[Listed entries start]

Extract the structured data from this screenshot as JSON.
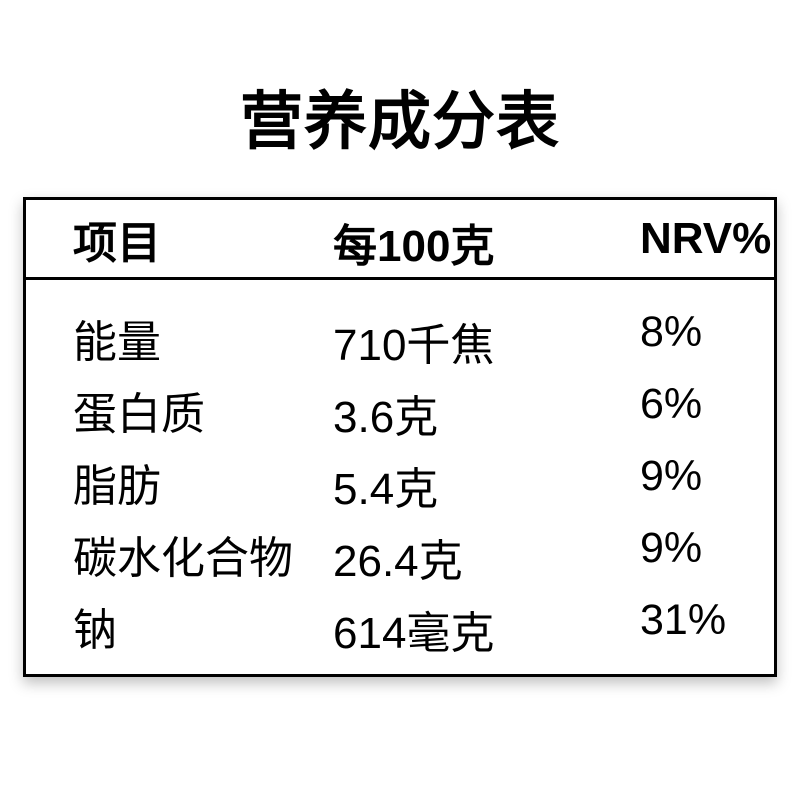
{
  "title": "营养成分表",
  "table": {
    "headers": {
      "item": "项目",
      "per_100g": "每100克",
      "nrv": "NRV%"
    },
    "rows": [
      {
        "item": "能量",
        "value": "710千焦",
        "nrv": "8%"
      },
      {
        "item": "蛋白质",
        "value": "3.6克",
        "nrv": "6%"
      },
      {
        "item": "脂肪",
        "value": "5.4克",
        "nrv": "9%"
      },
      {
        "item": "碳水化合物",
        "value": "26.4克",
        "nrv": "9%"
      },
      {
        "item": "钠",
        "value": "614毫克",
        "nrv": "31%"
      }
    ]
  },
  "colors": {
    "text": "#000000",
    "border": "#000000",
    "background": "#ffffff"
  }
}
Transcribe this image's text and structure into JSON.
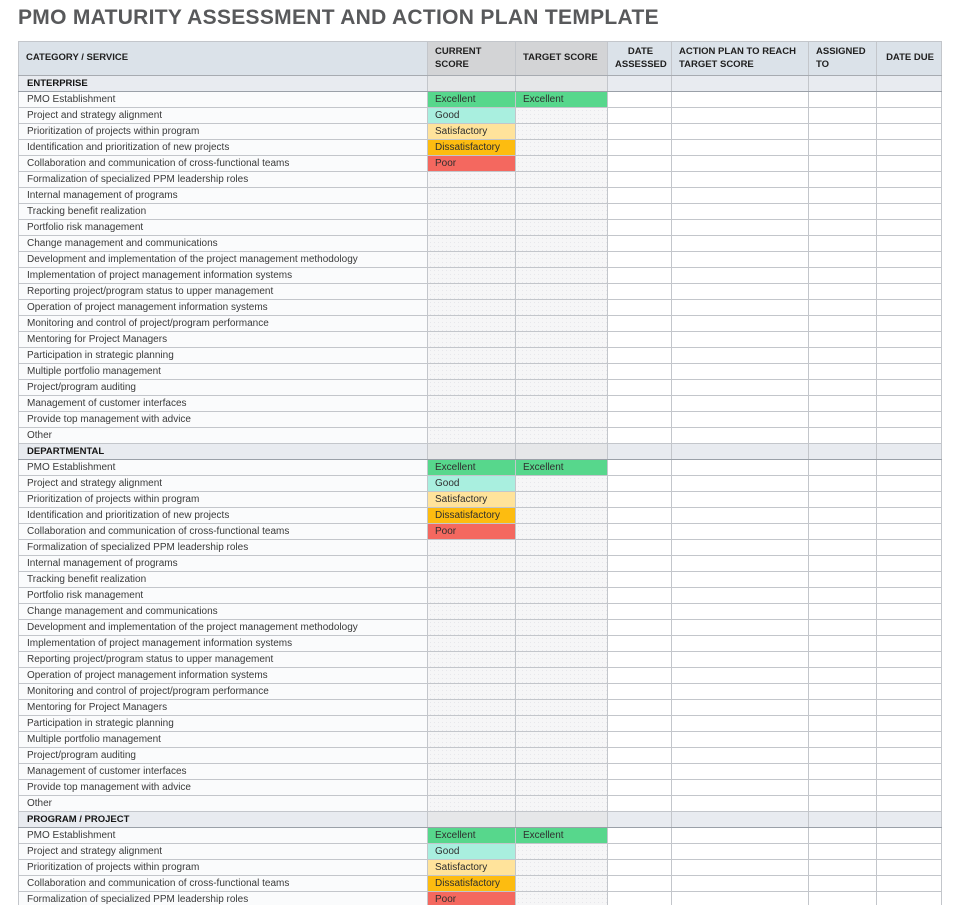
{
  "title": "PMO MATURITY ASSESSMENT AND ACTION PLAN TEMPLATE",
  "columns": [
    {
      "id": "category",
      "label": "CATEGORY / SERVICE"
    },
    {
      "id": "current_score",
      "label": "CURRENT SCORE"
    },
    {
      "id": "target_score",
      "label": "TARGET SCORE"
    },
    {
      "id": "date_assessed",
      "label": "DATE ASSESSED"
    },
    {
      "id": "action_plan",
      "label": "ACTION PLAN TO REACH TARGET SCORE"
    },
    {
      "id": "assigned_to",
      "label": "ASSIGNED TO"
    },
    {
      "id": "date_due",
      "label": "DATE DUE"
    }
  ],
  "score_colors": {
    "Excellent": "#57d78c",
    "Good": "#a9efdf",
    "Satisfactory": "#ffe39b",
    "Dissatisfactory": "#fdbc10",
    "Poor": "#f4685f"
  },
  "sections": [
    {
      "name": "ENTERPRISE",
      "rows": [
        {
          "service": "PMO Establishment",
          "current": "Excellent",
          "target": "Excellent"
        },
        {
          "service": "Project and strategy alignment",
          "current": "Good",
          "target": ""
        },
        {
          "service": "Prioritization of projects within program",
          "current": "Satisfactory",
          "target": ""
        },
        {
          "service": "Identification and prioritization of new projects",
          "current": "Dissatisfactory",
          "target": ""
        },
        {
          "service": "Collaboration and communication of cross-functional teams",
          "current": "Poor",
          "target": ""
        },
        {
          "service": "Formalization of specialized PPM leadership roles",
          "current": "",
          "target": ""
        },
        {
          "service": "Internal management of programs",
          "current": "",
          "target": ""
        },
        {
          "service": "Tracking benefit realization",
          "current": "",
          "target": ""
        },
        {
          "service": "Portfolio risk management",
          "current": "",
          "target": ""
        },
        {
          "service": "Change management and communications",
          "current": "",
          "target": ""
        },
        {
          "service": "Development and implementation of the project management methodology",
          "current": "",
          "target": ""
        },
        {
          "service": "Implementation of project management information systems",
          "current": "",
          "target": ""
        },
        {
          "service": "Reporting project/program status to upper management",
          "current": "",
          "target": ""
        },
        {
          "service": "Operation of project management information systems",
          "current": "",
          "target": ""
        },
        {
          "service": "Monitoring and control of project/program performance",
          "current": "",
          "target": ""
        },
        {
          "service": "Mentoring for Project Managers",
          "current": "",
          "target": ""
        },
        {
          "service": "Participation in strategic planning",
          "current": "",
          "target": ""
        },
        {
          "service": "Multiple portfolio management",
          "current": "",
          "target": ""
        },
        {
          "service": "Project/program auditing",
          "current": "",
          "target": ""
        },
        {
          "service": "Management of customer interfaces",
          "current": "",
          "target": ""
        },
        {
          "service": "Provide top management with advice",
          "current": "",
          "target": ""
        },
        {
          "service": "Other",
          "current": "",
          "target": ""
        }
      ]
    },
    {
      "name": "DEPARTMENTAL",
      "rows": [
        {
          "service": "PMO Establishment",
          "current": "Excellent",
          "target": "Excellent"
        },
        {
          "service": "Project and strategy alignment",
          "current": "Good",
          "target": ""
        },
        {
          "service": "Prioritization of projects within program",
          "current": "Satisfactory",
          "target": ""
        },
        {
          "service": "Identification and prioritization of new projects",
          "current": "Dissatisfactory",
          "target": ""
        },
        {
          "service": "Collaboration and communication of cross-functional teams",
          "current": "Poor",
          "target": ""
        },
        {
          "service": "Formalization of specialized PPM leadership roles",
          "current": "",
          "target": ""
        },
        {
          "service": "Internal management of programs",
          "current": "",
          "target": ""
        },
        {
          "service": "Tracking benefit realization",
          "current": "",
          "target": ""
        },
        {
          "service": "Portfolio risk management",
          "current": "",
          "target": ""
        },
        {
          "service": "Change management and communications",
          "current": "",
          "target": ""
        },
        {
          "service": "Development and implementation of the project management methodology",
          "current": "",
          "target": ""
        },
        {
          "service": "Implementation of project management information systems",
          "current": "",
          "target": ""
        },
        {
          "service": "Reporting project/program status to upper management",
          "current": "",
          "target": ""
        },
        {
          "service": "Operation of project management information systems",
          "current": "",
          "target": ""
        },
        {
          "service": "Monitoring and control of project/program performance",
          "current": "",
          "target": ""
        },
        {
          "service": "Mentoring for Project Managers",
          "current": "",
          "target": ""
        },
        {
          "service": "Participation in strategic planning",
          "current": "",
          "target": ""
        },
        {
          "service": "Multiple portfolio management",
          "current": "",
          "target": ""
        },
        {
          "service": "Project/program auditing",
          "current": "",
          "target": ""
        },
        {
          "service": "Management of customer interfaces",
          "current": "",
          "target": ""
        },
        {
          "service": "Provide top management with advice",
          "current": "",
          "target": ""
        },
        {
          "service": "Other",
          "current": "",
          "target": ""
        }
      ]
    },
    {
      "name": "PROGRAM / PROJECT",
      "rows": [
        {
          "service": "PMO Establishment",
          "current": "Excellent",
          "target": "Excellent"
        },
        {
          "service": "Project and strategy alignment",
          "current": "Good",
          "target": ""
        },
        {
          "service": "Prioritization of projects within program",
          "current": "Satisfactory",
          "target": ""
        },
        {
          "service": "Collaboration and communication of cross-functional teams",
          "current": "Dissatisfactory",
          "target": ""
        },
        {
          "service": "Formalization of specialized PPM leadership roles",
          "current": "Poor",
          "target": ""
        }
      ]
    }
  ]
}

[Listed entries end]

#### Exercise brief
Every record above should be written out again exactly; the pictures stay out of the copy.

#### Task response
Extract the structured data from this screenshot as JSON.
{
  "title": "营养成分表",
  "table": {
    "headers": {
      "item": "项目",
      "per_100g": "每100克",
      "nrv": "NRV%"
    },
    "rows": [
      {
        "item": "能量",
        "value": "710千焦",
        "nrv": "8%"
      },
      {
        "item": "蛋白质",
        "value": "3.6克",
        "nrv": "6%"
      },
      {
        "item": "脂肪",
        "value": "5.4克",
        "nrv": "9%"
      },
      {
        "item": "碳水化合物",
        "value": "26.4克",
        "nrv": "9%"
      },
      {
        "item": "钠",
        "value": "614毫克",
        "nrv": "31%"
      }
    ]
  },
  "colors": {
    "text": "#000000",
    "border": "#000000",
    "background": "#ffffff"
  }
}
Transcribe this image's text and structure into JSON.
{
  "title": "PMO MATURITY ASSESSMENT AND ACTION PLAN TEMPLATE",
  "columns": [
    {
      "id": "category",
      "label": "CATEGORY / SERVICE"
    },
    {
      "id": "current_score",
      "label": "CURRENT SCORE"
    },
    {
      "id": "target_score",
      "label": "TARGET SCORE"
    },
    {
      "id": "date_assessed",
      "label": "DATE ASSESSED"
    },
    {
      "id": "action_plan",
      "label": "ACTION PLAN TO REACH TARGET SCORE"
    },
    {
      "id": "assigned_to",
      "label": "ASSIGNED TO"
    },
    {
      "id": "date_due",
      "label": "DATE DUE"
    }
  ],
  "score_colors": {
    "Excellent": "#57d78c",
    "Good": "#a9efdf",
    "Satisfactory": "#ffe39b",
    "Dissatisfactory": "#fdbc10",
    "Poor": "#f4685f"
  },
  "sections": [
    {
      "name": "ENTERPRISE",
      "rows": [
        {
          "service": "PMO Establishment",
          "current": "Excellent",
          "target": "Excellent"
        },
        {
          "service": "Project and strategy alignment",
          "current": "Good",
          "target": ""
        },
        {
          "service": "Prioritization of projects within program",
          "current": "Satisfactory",
          "target": ""
        },
        {
          "service": "Identification and prioritization of new projects",
          "current": "Dissatisfactory",
          "target": ""
        },
        {
          "service": "Collaboration and communication of cross-functional teams",
          "current": "Poor",
          "target": ""
        },
        {
          "service": "Formalization of specialized PPM leadership roles",
          "current": "",
          "target": ""
        },
        {
          "service": "Internal management of programs",
          "current": "",
          "target": ""
        },
        {
          "service": "Tracking benefit realization",
          "current": "",
          "target": ""
        },
        {
          "service": "Portfolio risk management",
          "current": "",
          "target": ""
        },
        {
          "service": "Change management and communications",
          "current": "",
          "target": ""
        },
        {
          "service": "Development and implementation of the project management methodology",
          "current": "",
          "target": ""
        },
        {
          "service": "Implementation of project management information systems",
          "current": "",
          "target": ""
        },
        {
          "service": "Reporting project/program status to upper management",
          "current": "",
          "target": ""
        },
        {
          "service": "Operation of project management information systems",
          "current": "",
          "target": ""
        },
        {
          "service": "Monitoring and control of project/program performance",
          "current": "",
          "target": ""
        },
        {
          "service": "Mentoring for Project Managers",
          "current": "",
          "target": ""
        },
        {
          "service": "Participation in strategic planning",
          "current": "",
          "target": ""
        },
        {
          "service": "Multiple portfolio management",
          "current": "",
          "target": ""
        },
        {
          "service": "Project/program auditing",
          "current": "",
          "target": ""
        },
        {
          "service": "Management of customer interfaces",
          "current": "",
          "target": ""
        },
        {
          "service": "Provide top management with advice",
          "current": "",
          "target": ""
        },
        {
          "service": "Other",
          "current": "",
          "target": ""
        }
      ]
    },
    {
      "name": "DEPARTMENTAL",
      "rows": [
        {
          "service": "PMO Establishment",
          "current": "Excellent",
          "target": "Excellent"
        },
        {
          "service": "Project and strategy alignment",
          "current": "Good",
          "target": ""
        },
        {
          "service": "Prioritization of projects within program",
          "current": "Satisfactory",
          "target": ""
        },
        {
          "service": "Identification and prioritization of new projects",
          "current": "Dissatisfactory",
          "target": ""
        },
        {
          "service": "Collaboration and communication of cross-functional teams",
          "current": "Poor",
          "target": ""
        },
        {
          "service": "Formalization of specialized PPM leadership roles",
          "current": "",
          "target": ""
        },
        {
          "service": "Internal management of programs",
          "current": "",
          "target": ""
        },
        {
          "service": "Tracking benefit realization",
          "current": "",
          "target": ""
        },
        {
          "service": "Portfolio risk management",
          "current": "",
          "target": ""
        },
        {
          "service": "Change management and communications",
          "current": "",
          "target": ""
        },
        {
          "service": "Development and implementation of the project management methodology",
          "current": "",
          "target": ""
        },
        {
          "service": "Implementation of project management information systems",
          "current": "",
          "target": ""
        },
        {
          "service": "Reporting project/program status to upper management",
          "current": "",
          "target": ""
        },
        {
          "service": "Operation of project management information systems",
          "current": "",
          "target": ""
        },
        {
          "service": "Monitoring and control of project/program performance",
          "current": "",
          "target": ""
        },
        {
          "service": "Mentoring for Project Managers",
          "current": "",
          "target": ""
        },
        {
          "service": "Participation in strategic planning",
          "current": "",
          "target": ""
        },
        {
          "service": "Multiple portfolio management",
          "current": "",
          "target": ""
        },
        {
          "service": "Project/program auditing",
          "current": "",
          "target": ""
        },
        {
          "service": "Management of customer interfaces",
          "current": "",
          "target": ""
        },
        {
          "service": "Provide top management with advice",
          "current": "",
          "target": ""
        },
        {
          "service": "Other",
          "current": "",
          "target": ""
        }
      ]
    },
    {
      "name": "PROGRAM / PROJECT",
      "rows": [
        {
          "service": "PMO Establishment",
          "current": "Excellent",
          "target": "Excellent"
        },
        {
          "service": "Project and strategy alignment",
          "current": "Good",
          "target": ""
        },
        {
          "service": "Prioritization of projects within program",
          "current": "Satisfactory",
          "target": ""
        },
        {
          "service": "Collaboration and communication of cross-functional teams",
          "current": "Dissatisfactory",
          "target": ""
        },
        {
          "service": "Formalization of specialized PPM leadership roles",
          "current": "Poor",
          "target": ""
        }
      ]
    }
  ]
}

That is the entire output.